(Task) Wherever a line in the data below holds "马戏杂技魔术", copy that line.

-.-.-

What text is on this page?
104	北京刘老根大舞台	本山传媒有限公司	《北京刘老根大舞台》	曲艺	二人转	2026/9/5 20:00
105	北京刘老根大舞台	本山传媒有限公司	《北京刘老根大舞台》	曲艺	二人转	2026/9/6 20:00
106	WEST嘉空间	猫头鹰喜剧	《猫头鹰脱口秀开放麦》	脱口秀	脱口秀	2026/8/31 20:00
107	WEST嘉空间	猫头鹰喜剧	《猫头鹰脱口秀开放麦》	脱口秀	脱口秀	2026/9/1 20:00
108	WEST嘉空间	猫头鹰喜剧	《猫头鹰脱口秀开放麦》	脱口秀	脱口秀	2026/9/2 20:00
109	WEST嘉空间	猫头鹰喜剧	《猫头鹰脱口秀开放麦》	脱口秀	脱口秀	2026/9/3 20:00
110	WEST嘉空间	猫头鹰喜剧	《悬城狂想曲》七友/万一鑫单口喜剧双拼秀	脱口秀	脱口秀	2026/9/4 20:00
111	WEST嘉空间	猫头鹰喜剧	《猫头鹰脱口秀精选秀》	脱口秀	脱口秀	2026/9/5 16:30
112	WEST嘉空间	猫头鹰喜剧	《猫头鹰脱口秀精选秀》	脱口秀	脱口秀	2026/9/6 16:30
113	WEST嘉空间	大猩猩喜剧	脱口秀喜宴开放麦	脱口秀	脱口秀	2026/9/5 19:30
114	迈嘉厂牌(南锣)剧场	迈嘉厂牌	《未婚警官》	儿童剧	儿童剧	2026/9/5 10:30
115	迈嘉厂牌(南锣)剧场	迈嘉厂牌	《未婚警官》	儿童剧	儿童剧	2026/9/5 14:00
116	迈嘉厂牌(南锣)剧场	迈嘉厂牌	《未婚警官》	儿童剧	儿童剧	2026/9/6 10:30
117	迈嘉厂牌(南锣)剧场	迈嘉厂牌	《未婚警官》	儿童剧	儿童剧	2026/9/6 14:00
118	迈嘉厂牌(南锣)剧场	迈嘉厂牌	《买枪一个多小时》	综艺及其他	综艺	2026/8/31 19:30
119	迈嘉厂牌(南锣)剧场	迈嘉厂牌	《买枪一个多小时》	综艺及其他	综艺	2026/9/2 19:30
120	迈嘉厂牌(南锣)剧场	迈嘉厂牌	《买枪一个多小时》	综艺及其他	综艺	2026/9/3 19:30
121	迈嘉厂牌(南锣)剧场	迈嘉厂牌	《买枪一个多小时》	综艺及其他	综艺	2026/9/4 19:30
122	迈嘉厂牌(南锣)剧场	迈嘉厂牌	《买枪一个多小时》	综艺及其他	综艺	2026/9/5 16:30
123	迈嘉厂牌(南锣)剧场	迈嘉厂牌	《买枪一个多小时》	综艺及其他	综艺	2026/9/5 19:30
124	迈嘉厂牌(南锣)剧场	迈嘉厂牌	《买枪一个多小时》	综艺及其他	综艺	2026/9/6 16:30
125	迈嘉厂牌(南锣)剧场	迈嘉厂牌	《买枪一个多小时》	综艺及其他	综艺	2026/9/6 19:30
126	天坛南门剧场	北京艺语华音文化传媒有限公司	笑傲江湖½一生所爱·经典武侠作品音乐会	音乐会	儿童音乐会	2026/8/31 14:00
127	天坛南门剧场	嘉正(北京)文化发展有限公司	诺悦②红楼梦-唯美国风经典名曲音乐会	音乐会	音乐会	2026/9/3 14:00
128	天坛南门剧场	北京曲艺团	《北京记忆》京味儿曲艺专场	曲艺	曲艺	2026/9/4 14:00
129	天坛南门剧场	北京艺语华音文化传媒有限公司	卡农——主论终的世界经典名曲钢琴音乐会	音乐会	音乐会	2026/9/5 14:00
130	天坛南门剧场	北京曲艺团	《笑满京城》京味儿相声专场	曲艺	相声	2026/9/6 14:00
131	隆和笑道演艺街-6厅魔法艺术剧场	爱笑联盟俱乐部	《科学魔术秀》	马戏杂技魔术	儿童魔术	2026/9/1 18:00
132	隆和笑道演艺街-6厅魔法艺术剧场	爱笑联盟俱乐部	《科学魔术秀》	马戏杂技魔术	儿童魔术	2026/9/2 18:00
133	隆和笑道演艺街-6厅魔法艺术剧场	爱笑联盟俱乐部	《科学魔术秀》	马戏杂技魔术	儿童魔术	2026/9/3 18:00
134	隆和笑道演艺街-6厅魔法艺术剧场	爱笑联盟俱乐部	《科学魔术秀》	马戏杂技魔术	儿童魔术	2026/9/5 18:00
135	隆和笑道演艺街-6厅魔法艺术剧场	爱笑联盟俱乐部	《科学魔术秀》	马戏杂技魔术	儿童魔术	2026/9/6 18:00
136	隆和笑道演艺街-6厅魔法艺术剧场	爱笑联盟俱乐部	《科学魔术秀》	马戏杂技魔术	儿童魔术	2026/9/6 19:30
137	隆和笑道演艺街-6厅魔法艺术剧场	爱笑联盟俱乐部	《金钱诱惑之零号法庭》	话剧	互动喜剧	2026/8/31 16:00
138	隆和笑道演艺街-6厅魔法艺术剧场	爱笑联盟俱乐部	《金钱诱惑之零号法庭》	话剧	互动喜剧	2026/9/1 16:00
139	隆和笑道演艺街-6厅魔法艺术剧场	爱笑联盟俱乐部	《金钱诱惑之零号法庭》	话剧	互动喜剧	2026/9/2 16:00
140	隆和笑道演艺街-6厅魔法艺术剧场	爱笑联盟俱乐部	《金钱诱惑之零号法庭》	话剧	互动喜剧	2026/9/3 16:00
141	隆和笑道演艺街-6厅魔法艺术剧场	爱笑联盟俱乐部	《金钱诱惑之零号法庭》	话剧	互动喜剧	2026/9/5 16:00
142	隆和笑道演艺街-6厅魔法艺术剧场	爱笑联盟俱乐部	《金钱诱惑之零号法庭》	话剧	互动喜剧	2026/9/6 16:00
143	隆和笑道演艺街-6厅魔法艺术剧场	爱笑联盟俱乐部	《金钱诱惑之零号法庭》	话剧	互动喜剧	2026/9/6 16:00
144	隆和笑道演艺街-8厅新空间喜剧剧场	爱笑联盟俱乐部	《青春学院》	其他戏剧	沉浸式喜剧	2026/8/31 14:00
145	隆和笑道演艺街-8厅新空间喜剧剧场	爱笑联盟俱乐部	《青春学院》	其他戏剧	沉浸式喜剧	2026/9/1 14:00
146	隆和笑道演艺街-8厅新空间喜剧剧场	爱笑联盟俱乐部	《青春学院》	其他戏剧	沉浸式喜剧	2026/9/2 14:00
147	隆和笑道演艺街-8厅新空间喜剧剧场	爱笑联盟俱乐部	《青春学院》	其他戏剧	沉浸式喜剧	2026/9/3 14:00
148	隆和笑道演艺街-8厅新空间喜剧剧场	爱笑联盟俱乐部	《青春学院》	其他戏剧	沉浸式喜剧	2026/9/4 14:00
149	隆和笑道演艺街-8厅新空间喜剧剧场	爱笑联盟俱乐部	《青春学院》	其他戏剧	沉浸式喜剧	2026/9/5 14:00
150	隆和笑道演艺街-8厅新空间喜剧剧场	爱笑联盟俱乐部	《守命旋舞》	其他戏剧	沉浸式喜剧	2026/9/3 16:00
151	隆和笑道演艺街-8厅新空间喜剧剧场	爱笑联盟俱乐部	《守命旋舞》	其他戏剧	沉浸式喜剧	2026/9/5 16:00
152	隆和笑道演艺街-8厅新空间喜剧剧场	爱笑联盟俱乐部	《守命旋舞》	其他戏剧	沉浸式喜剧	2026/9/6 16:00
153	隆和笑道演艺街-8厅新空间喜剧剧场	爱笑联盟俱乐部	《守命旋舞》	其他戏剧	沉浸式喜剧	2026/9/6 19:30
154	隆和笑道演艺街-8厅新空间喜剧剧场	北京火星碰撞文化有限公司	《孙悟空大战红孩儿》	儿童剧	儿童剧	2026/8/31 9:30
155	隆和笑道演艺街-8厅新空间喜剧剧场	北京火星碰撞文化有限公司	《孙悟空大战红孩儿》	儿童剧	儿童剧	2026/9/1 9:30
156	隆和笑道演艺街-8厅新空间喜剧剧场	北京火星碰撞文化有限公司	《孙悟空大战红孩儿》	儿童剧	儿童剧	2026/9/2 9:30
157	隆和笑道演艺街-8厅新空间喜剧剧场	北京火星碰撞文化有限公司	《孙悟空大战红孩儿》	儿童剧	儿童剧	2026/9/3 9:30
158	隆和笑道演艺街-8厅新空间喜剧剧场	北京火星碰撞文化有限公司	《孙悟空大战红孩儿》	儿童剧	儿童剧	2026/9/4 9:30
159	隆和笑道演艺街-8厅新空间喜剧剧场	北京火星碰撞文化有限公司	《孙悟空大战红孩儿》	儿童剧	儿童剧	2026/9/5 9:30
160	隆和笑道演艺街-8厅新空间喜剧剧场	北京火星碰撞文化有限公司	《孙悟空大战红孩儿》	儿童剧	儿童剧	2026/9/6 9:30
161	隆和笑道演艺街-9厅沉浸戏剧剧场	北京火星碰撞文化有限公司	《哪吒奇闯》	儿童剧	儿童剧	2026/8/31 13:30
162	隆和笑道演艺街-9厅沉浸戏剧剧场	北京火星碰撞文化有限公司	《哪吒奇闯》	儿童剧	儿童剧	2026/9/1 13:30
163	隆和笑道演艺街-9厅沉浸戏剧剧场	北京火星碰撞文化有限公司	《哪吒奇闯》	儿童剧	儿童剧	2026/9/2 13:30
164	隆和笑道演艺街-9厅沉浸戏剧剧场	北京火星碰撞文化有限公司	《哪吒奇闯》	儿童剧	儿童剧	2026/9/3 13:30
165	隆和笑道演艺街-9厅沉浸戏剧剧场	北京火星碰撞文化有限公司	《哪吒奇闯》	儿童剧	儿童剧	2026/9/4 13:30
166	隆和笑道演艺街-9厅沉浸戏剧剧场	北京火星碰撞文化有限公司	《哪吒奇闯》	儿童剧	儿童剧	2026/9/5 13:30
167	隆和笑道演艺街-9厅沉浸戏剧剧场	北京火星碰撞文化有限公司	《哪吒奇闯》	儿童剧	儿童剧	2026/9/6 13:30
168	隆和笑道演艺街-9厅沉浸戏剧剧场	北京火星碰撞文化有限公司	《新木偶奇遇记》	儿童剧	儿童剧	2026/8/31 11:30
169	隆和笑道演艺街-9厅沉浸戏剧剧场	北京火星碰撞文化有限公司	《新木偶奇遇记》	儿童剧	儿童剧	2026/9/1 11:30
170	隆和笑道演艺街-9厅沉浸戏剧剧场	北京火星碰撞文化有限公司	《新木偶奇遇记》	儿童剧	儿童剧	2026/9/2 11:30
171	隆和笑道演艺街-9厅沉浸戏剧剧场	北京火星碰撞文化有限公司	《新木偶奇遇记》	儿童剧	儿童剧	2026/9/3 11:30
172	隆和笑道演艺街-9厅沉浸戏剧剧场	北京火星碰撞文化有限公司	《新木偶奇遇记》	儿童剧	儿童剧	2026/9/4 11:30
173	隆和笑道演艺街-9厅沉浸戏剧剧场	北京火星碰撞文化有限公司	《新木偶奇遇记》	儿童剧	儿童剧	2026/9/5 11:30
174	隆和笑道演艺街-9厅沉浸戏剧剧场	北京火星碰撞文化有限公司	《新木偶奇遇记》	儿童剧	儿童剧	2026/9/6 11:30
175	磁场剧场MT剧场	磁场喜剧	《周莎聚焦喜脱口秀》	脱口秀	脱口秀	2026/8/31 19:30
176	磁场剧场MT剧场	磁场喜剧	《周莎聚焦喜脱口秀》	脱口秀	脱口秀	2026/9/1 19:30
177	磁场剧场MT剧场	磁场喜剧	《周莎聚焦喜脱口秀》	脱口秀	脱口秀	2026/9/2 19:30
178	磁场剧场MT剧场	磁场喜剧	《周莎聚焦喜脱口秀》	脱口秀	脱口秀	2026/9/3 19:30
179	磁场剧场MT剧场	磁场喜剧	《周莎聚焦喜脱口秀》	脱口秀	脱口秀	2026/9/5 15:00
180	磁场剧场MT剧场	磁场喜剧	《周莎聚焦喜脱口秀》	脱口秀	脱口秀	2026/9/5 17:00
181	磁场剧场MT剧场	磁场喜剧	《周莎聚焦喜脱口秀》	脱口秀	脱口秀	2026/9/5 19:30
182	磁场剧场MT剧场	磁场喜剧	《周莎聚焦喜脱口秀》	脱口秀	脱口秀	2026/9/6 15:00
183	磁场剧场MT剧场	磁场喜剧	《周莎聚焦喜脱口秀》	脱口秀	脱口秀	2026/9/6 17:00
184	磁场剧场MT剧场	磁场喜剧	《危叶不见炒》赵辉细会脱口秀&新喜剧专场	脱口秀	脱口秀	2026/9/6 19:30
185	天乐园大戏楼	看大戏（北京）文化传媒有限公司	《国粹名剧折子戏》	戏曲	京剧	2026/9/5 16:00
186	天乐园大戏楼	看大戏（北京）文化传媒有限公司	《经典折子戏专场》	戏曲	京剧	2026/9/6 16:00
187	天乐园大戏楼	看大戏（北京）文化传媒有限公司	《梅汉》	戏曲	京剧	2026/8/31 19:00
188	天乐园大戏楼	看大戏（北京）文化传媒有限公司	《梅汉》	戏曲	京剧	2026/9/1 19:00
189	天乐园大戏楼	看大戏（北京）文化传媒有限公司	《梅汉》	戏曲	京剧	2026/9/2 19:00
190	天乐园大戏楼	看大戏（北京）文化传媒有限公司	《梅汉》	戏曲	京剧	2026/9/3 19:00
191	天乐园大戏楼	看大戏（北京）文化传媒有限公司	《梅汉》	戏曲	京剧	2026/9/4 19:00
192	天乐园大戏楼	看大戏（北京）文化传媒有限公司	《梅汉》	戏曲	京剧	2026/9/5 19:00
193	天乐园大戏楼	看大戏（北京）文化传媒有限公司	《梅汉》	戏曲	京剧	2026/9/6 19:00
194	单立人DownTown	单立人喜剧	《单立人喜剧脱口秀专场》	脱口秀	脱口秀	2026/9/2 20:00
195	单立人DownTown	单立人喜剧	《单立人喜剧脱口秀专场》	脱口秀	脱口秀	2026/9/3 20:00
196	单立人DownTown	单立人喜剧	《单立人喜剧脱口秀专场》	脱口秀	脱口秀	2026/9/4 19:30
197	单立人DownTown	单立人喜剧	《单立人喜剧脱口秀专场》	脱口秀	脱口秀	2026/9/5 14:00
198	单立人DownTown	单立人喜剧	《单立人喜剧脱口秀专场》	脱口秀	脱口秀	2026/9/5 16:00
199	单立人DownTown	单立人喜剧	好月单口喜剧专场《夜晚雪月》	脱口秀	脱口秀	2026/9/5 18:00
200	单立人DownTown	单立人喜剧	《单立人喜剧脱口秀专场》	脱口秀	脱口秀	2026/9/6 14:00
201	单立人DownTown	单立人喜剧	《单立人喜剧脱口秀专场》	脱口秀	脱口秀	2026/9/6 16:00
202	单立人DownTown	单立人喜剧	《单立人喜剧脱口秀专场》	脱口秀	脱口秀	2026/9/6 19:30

-.-.-

(Solved problem)
131	隆和笑道演艺街-6厅魔法艺术剧场	爱笑联盟俱乐部	《科学魔术秀》	马戏杂技魔术	儿童魔术	2026/9/1 18:00
132	隆和笑道演艺街-6厅魔法艺术剧场	爱笑联盟俱乐部	《科学魔术秀》	马戏杂技魔术	儿童魔术	2026/9/2 18:00
133	隆和笑道演艺街-6厅魔法艺术剧场	爱笑联盟俱乐部	《科学魔术秀》	马戏杂技魔术	儿童魔术	2026/9/3 18:00
134	隆和笑道演艺街-6厅魔法艺术剧场	爱笑联盟俱乐部	《科学魔术秀》	马戏杂技魔术	儿童魔术	2026/9/5 18:00
135	隆和笑道演艺街-6厅魔法艺术剧场	爱笑联盟俱乐部	《科学魔术秀》	马戏杂技魔术	儿童魔术	2026/9/6 18:00
136	隆和笑道演艺街-6厅魔法艺术剧场	爱笑联盟俱乐部	《科学魔术秀》	马戏杂技魔术	儿童魔术	2026/9/6 19:30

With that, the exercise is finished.